» **Do this**: Can you retype every record below exactly as written?
BEGIN Source material
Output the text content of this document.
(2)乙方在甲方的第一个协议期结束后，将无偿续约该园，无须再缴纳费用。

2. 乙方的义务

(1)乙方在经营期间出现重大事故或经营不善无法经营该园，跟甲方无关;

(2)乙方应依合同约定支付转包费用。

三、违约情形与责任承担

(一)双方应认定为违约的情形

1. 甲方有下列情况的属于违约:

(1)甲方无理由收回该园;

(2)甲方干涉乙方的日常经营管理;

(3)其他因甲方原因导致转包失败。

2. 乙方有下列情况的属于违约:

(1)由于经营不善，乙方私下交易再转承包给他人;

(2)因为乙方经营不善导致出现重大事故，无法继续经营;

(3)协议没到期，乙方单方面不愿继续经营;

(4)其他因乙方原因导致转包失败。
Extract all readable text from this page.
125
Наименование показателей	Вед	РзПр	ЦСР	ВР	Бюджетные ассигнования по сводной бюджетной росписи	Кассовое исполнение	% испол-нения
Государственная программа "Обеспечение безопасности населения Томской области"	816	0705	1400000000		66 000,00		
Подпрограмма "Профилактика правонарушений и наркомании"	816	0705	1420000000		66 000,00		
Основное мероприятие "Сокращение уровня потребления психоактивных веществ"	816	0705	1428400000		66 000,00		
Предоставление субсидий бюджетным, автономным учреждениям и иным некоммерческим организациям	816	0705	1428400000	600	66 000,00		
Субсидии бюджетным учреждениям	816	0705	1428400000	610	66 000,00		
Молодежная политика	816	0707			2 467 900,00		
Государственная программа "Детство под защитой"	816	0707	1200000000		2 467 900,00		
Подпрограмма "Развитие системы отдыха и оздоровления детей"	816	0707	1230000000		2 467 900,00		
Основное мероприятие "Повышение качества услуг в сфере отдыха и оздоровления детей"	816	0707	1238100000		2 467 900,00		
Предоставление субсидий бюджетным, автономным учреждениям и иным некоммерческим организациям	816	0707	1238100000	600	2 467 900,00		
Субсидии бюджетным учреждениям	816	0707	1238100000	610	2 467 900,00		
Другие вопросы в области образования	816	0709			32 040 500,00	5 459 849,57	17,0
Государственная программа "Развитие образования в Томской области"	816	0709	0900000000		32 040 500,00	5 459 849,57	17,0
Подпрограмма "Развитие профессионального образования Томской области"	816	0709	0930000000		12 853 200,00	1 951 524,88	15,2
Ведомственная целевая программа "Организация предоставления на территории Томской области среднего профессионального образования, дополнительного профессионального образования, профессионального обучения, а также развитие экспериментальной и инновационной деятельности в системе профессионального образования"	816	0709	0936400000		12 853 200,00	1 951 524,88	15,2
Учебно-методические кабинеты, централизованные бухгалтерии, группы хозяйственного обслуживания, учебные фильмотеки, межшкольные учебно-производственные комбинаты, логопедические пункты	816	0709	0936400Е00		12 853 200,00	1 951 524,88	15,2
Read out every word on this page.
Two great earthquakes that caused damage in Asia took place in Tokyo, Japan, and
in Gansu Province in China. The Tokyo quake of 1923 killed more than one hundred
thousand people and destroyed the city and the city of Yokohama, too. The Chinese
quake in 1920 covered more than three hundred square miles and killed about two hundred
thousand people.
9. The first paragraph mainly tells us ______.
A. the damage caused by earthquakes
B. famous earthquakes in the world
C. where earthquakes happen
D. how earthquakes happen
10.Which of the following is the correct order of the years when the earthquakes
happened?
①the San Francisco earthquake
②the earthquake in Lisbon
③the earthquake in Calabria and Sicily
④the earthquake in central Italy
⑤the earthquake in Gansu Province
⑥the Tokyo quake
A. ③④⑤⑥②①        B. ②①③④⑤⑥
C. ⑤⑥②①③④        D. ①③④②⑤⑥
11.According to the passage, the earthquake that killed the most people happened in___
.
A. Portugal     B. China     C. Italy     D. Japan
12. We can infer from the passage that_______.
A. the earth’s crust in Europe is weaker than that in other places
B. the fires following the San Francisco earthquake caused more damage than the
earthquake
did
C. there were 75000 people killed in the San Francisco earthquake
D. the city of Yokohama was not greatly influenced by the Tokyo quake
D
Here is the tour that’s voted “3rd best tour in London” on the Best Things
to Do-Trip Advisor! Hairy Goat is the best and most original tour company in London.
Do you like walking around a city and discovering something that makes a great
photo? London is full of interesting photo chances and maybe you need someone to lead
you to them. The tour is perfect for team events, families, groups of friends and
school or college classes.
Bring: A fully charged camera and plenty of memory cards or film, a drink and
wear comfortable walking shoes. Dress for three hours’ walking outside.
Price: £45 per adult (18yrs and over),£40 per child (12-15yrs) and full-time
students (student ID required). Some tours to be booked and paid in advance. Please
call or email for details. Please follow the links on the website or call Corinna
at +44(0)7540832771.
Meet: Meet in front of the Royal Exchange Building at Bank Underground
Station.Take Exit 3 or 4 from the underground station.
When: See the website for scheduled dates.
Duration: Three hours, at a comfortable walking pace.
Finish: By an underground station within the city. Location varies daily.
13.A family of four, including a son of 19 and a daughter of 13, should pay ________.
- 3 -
END Source material
» **The result**:
Output the text content of this document.
(2)乙方在甲方的第一个协议期结束后，将无偿续约该园，无须再缴纳费用。

2. 乙方的义务

(1)乙方在经营期间出现重大事故或经营不善无法经营该园，跟甲方无关;

(2)乙方应依合同约定支付转包费用。

三、违约情形与责任承担

(一)双方应认定为违约的情形

1. 甲方有下列情况的属于违约:

(1)甲方无理由收回该园;

(2)甲方干涉乙方的日常经营管理;

(3)其他因甲方原因导致转包失败。

2. 乙方有下列情况的属于违约:

(1)由于经营不善，乙方私下交易再转承包给他人;

(2)因为乙方经营不善导致出现重大事故，无法继续经营;

(3)协议没到期，乙方单方面不愿继续经营;

(4)其他因乙方原因导致转包失败。
Extract all readable text from this page.
125
Наименование показателей	Вед	РзПр	ЦСР	ВР	Бюджетные ассигнования по сводной бюджетной росписи	Кассовое исполнение	% испол-нения
Государственная программа "Обеспечение безопасности населения Томской области"	816	0705	1400000000		66 000,00		
Подпрограмма "Профилактика правонарушений и наркомании"	816	0705	1420000000		66 000,00		
Основное мероприятие "Сокращение уровня потребления психоактивных веществ"	816	0705	1428400000		66 000,00		
Предоставление субсидий бюджетным, автономным учреждениям и иным некоммерческим организациям	816	0705	1428400000	600	66 000,00		
Субсидии бюджетным учреждениям	816	0705	1428400000	610	66 000,00		
Молодежная политика	816	0707			2 467 900,00		
Государственная программа "Детство под защитой"	816	0707	1200000000		2 467 900,00		
Подпрограмма "Развитие системы отдыха и оздоровления детей"	816	0707	1230000000		2 467 900,00		
Основное мероприятие "Повышение качества услуг в сфере отдыха и оздоровления детей"	816	0707	1238100000		2 467 900,00		
Предоставление субсидий бюджетным, автономным учреждениям и иным некоммерческим организациям	816	0707	1238100000	600	2 467 900,00		
Субсидии бюджетным учреждениям	816	0707	1238100000	610	2 467 900,00		
Другие вопросы в области образования	816	0709			32 040 500,00	5 459 849,57	17,0
Государственная программа "Развитие образования в Томской области"	816	0709	0900000000		32 040 500,00	5 459 849,57	17,0
Подпрограмма "Развитие профессионального образования Томской области"	816	0709	0930000000		12 853 200,00	1 951 524,88	15,2
Ведомственная целевая программа "Организация предоставления на территории Томской области среднего профессионального образования, дополнительного профессионального образования, профессионального обучения, а также развитие экспериментальной и инновационной деятельности в системе профессионального образования"	816	0709	0936400000		12 853 200,00	1 951 524,88	15,2
Учебно-методические кабинеты, централизованные бухгалтерии, группы хозяйственного обслуживания, учебные фильмотеки, межшкольные учебно-производственные комбинаты, логопедические пункты	816	0709	0936400Е00		12 853 200,00	1 951 524,88	15,2
Read out every word on this page.
Two great earthquakes that caused damage in Asia took place in Tokyo, Japan, and
in Gansu Province in China. The Tokyo quake of 1923 killed more than one hundred
thousand people and destroyed the city and the city of Yokohama, too. The Chinese
quake in 1920 covered more than three hundred square miles and killed about two hundred
thousand people.
9. The first paragraph mainly tells us ______.
A. the damage caused by earthquakes
B. famous earthquakes in the world
C. where earthquakes happen
D. how earthquakes happen
10.Which of the following is the correct order of the years when the earthquakes
happened?
①the San Francisco earthquake
②the earthquake in Lisbon
③the earthquake in Calabria and Sicily
④the earthquake in central Italy
⑤the earthquake in Gansu Province
⑥the Tokyo quake
A. ③④⑤⑥②①        B. ②①③④⑤⑥
C. ⑤⑥②①③④        D. ①③④②⑤⑥
11.According to the passage, the earthquake that killed the most people happened in___
.
A. Portugal     B. China     C. Italy     D. Japan
12. We can infer from the passage that_______.
A. the earth’s crust in Europe is weaker than that in other places
B. the fires following the San Francisco earthquake caused more damage than the
earthquake
did
C. there were 75000 people killed in the San Francisco earthquake
D. the city of Yokohama was not greatly influenced by the Tokyo quake
D
Here is the tour that’s voted “3rd best tour in London” on the Best Things
to Do-Trip Advisor! Hairy Goat is the best and most original tour company in London.
Do you like walking around a city and discovering something that makes a great
photo? London is full of interesting photo chances and maybe you need someone to lead
you to them. The tour is perfect for team events, families, groups of friends and
school or college classes.
Bring: A fully charged camera and plenty of memory cards or film, a drink and
wear comfortable walking shoes. Dress for three hours’ walking outside.
Price: £45 per adult (18yrs and over),£40 per child (12-15yrs) and full-time
students (student ID required). Some tours to be booked and paid in advance. Please
call or email for details. Please follow the links on the website or call Corinna
at +44(0)7540832771.
Meet: Meet in front of the Royal Exchange Building at Bank Underground
Station.Take Exit 3 or 4 from the underground station.
When: See the website for scheduled dates.
Duration: Three hours, at a comfortable walking pace.
Finish: By an underground station within the city. Location varies daily.
13.A family of four, including a son of 19 and a daughter of 13, should pay ________.
- 3 -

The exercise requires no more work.